EXERCISE DETAILS:
Could you rewrite the records from the start through the line that contains "x-tick-label: 3 <box>423 614 431 631</box>", swapping "scale-bar-line" for "scale-bar-rule" and leaving everything else unchanged?

[Rows from a layout dataset]
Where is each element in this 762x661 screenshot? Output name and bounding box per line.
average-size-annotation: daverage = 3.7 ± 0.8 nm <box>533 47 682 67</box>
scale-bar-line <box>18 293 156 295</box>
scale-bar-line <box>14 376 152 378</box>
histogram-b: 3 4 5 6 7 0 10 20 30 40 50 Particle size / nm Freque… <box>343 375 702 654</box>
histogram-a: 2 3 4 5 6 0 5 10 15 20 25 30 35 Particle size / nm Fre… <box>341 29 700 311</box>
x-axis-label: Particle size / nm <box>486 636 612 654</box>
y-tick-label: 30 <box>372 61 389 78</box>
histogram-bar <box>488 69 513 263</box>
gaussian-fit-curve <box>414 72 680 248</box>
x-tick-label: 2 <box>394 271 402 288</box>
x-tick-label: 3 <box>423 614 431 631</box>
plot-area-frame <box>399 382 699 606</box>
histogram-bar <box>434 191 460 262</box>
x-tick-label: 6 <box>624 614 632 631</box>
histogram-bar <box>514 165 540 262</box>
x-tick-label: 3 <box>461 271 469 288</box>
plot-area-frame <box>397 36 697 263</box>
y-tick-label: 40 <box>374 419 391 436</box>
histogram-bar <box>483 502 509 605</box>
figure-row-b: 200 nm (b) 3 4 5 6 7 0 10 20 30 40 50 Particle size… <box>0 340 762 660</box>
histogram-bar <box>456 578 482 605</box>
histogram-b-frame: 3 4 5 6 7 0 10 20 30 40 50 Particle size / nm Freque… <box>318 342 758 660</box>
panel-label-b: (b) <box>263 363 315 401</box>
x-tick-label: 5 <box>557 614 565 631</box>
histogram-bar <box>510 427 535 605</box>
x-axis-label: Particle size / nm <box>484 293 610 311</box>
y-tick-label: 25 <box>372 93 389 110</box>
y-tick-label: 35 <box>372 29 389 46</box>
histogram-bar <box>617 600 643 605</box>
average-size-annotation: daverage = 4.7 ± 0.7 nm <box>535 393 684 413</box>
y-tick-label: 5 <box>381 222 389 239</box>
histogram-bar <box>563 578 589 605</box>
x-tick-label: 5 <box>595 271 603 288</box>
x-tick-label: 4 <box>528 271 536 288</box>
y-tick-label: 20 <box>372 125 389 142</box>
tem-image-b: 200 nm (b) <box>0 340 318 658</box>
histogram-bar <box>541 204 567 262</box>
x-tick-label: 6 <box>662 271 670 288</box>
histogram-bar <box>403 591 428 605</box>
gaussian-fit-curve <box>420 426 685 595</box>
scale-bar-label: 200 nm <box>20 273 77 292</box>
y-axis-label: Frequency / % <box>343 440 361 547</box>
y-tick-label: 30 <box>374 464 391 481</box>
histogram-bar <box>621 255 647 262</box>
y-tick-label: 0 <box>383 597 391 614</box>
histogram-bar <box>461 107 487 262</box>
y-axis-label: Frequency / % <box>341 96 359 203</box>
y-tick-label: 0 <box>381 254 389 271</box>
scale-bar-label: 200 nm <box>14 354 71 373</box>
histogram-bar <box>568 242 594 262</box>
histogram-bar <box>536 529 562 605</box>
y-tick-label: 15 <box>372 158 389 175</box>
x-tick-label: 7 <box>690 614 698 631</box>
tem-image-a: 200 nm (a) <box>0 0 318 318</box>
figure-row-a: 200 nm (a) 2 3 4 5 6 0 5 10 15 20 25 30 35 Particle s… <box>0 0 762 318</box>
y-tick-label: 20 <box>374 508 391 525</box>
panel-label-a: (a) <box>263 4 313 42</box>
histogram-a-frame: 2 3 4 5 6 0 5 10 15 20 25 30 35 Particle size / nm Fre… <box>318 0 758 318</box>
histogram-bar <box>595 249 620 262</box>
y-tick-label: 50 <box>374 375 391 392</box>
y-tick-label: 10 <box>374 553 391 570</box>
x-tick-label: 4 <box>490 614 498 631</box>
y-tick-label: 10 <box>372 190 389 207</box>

RESULT FOR THIS EXERCISE:
Where is each element in this 762x661 screenshot? Output name and bounding box per line.
average-size-annotation: daverage = 3.7 ± 0.8 nm <box>533 47 682 67</box>
scale-bar-rule <box>18 293 156 295</box>
scale-bar-rule <box>14 376 152 378</box>
histogram-b: 3 4 5 6 7 0 10 20 30 40 50 Particle size / nm Freque… <box>343 375 702 654</box>
histogram-a: 2 3 4 5 6 0 5 10 15 20 25 30 35 Particle size / nm Fre… <box>341 29 700 311</box>
x-axis-label: Particle size / nm <box>486 636 612 654</box>
y-tick-label: 30 <box>372 61 389 78</box>
histogram-bar <box>488 69 513 263</box>
gaussian-fit-curve <box>414 72 680 248</box>
x-tick-label: 2 <box>394 271 402 288</box>
x-tick-label: 3 <box>423 614 431 631</box>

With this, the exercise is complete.